* [Set task] Tally every line featuring "date", then give that tally alone.

(Records from a collection)

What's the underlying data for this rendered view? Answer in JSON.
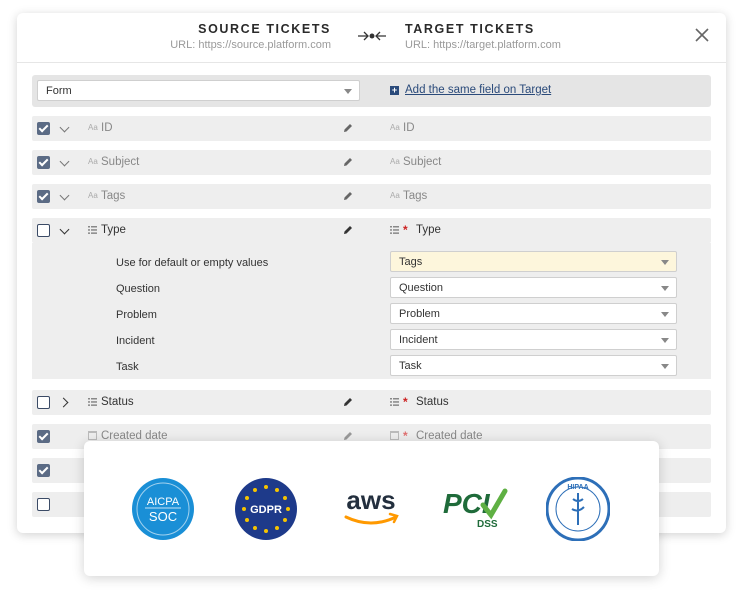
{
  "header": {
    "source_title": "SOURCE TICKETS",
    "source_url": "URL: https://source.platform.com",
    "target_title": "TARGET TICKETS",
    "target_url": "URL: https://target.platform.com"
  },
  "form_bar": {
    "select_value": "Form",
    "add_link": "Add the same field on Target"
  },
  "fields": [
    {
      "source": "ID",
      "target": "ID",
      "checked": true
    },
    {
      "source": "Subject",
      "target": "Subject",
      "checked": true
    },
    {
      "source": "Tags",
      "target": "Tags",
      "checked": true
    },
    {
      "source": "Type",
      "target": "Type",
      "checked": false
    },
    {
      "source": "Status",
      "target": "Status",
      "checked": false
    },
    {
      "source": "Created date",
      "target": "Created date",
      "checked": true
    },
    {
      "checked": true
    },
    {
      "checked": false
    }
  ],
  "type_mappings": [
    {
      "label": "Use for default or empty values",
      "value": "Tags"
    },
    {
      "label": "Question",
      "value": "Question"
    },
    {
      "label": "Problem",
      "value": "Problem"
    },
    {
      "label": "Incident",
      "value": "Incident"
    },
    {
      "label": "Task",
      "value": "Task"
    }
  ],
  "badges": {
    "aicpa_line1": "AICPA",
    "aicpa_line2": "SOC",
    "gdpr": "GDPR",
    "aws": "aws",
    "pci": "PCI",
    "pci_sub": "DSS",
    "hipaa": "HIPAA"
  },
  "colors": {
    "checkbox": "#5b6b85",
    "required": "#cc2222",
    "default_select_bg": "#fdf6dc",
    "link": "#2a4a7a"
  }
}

==

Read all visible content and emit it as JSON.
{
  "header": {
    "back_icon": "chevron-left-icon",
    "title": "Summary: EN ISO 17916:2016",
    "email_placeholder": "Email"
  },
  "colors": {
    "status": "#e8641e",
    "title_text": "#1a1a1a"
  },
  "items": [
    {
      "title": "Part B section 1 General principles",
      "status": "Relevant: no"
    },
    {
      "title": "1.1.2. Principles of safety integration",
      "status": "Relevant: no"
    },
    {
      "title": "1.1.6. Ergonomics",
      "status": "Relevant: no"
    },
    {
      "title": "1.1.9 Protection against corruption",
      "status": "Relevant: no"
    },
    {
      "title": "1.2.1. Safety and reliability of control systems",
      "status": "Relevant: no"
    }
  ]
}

* [Problem solution] 2